Stated problem
Report every line in the listing that contains the string "KUHP".

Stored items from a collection
■ ■ ■ ■
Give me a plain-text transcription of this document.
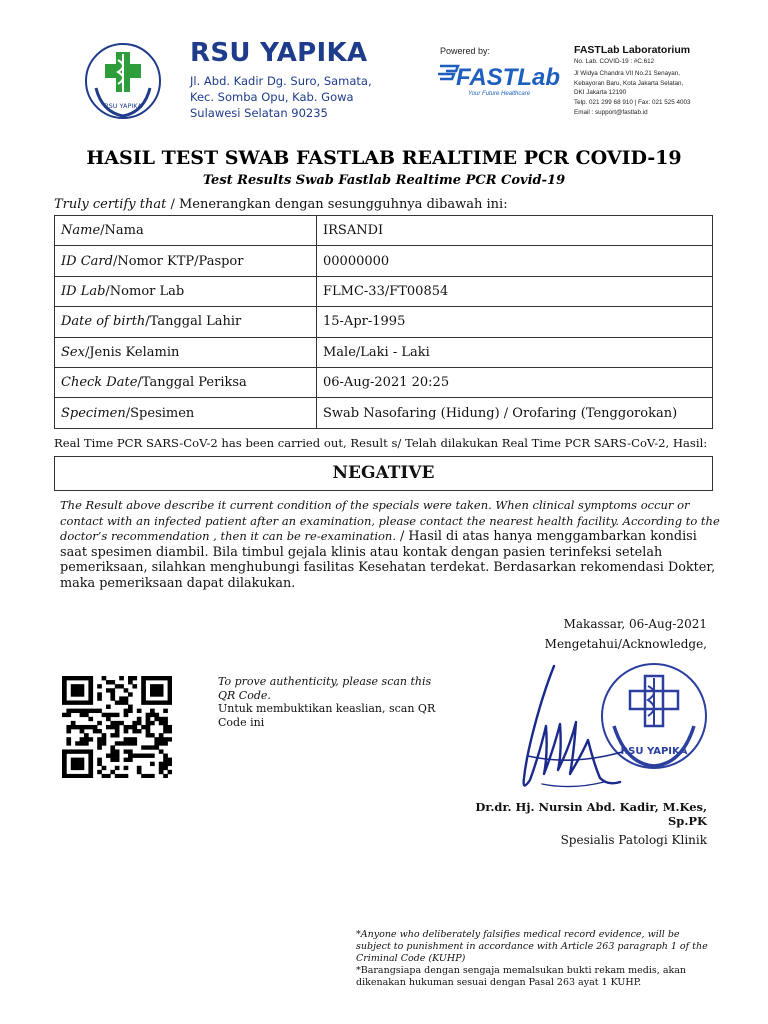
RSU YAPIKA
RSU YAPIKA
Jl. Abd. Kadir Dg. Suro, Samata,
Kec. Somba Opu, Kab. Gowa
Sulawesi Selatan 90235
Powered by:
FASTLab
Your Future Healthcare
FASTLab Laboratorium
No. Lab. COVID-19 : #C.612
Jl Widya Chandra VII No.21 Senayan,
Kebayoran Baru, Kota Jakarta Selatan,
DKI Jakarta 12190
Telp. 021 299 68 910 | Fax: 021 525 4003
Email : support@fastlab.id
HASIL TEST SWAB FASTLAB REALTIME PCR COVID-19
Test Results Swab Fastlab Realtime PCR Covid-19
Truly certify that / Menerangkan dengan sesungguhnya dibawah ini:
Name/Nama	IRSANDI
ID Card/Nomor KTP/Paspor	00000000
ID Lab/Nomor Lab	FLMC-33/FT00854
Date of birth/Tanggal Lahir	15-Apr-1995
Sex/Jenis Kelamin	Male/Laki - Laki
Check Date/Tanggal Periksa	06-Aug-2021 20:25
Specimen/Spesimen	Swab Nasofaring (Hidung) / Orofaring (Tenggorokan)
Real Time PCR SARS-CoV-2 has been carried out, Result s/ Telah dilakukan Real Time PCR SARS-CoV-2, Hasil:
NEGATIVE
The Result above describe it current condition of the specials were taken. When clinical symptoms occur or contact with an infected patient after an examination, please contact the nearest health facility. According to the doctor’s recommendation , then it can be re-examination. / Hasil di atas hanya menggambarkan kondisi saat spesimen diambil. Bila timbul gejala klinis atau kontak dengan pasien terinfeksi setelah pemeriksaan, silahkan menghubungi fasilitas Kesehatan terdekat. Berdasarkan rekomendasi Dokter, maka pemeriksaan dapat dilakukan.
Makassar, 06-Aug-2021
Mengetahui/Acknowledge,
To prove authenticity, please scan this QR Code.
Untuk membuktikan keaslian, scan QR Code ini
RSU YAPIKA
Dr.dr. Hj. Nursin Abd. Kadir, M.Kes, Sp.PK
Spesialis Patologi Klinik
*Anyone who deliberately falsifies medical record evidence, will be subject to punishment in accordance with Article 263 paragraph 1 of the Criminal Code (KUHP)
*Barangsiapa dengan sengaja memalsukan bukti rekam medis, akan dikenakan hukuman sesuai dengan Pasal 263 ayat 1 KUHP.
■ ■ ■ ■
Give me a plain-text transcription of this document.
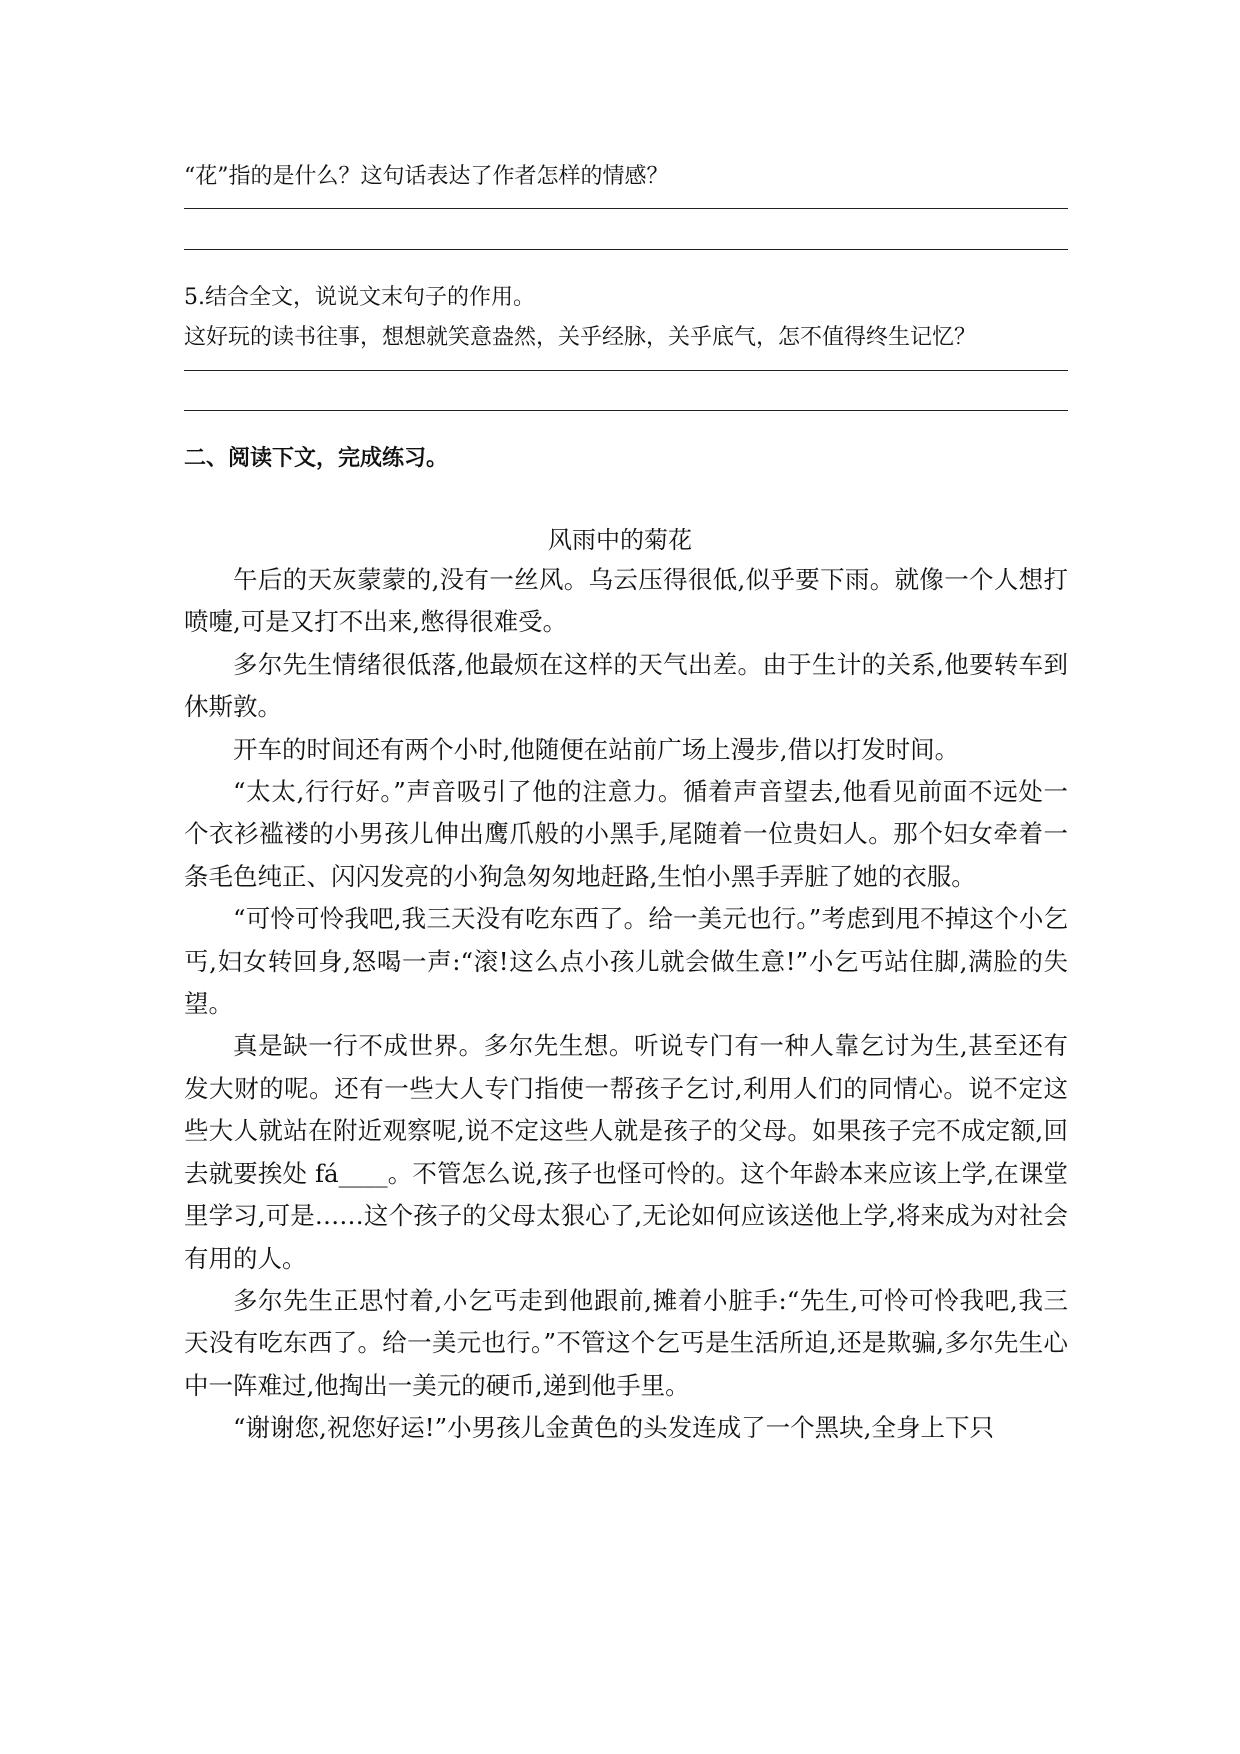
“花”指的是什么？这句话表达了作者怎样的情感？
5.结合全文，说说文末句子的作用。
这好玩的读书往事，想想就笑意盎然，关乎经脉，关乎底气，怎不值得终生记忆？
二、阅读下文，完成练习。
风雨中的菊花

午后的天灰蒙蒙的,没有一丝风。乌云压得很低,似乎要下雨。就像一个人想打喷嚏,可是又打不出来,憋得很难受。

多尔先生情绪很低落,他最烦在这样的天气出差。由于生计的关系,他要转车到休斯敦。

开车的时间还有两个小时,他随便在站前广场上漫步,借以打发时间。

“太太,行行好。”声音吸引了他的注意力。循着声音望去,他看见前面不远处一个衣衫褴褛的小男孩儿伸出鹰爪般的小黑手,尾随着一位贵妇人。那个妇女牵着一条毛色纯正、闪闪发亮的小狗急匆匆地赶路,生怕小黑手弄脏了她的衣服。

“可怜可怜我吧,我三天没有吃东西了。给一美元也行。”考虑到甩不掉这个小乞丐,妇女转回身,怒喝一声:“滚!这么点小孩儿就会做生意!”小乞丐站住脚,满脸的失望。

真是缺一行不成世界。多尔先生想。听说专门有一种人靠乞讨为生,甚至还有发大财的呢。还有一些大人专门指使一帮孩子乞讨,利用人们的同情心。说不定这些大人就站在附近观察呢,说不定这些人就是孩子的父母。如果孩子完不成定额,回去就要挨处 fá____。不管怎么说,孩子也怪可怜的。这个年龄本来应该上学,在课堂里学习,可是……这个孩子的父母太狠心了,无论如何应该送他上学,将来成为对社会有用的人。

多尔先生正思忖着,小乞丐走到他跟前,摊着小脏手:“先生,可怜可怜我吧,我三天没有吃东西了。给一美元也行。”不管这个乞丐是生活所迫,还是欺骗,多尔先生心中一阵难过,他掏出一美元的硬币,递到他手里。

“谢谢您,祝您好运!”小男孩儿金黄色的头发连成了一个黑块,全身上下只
■ ■ ■ ■
Output of the task
*Anyone who deliberately falsifies medical record evidence, will be subject to punishment in accordance with Article 263 paragraph 1 of the Criminal Code (KUHP)
*Barangsiapa dengan sengaja memalsukan bukti rekam medis, akan dikenakan hukuman sesuai dengan Pasal 263 ayat 1 KUHP.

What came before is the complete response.